Your task »
Check each line of the records below and collect those holding "page".

### Data listing

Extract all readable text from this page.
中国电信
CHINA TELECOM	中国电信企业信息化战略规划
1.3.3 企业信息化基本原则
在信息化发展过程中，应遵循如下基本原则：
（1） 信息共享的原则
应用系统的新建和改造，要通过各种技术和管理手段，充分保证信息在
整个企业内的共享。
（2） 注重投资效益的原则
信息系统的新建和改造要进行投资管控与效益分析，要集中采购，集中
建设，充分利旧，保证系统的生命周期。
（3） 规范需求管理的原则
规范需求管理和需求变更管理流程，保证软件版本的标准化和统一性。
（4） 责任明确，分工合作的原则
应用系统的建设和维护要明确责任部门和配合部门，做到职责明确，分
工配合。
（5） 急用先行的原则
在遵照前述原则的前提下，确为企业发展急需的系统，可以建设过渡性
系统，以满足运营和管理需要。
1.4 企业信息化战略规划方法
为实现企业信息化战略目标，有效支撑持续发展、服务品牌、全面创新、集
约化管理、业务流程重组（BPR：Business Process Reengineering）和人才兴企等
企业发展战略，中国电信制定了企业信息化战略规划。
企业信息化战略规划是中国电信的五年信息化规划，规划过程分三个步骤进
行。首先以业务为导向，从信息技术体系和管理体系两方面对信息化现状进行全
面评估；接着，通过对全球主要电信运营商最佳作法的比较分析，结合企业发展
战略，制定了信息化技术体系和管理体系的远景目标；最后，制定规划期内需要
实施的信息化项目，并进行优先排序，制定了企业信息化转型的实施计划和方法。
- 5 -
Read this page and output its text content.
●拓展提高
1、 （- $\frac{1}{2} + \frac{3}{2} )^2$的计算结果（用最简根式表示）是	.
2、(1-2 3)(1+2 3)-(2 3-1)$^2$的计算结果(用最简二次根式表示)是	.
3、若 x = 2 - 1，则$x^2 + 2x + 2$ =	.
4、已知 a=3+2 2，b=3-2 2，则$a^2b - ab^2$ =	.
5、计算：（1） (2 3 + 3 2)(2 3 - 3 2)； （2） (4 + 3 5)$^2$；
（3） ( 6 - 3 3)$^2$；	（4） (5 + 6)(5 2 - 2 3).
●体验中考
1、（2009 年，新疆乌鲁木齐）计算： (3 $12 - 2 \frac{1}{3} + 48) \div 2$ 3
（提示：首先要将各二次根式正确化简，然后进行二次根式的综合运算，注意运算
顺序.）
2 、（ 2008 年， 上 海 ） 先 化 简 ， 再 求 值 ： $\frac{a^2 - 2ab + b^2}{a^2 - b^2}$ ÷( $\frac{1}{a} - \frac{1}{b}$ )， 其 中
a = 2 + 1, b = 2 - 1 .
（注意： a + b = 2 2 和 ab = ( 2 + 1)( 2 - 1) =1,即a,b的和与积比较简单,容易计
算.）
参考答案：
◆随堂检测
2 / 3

######

Solution to this problem »
Extract all readable text from this page.
Read this page and output its text content.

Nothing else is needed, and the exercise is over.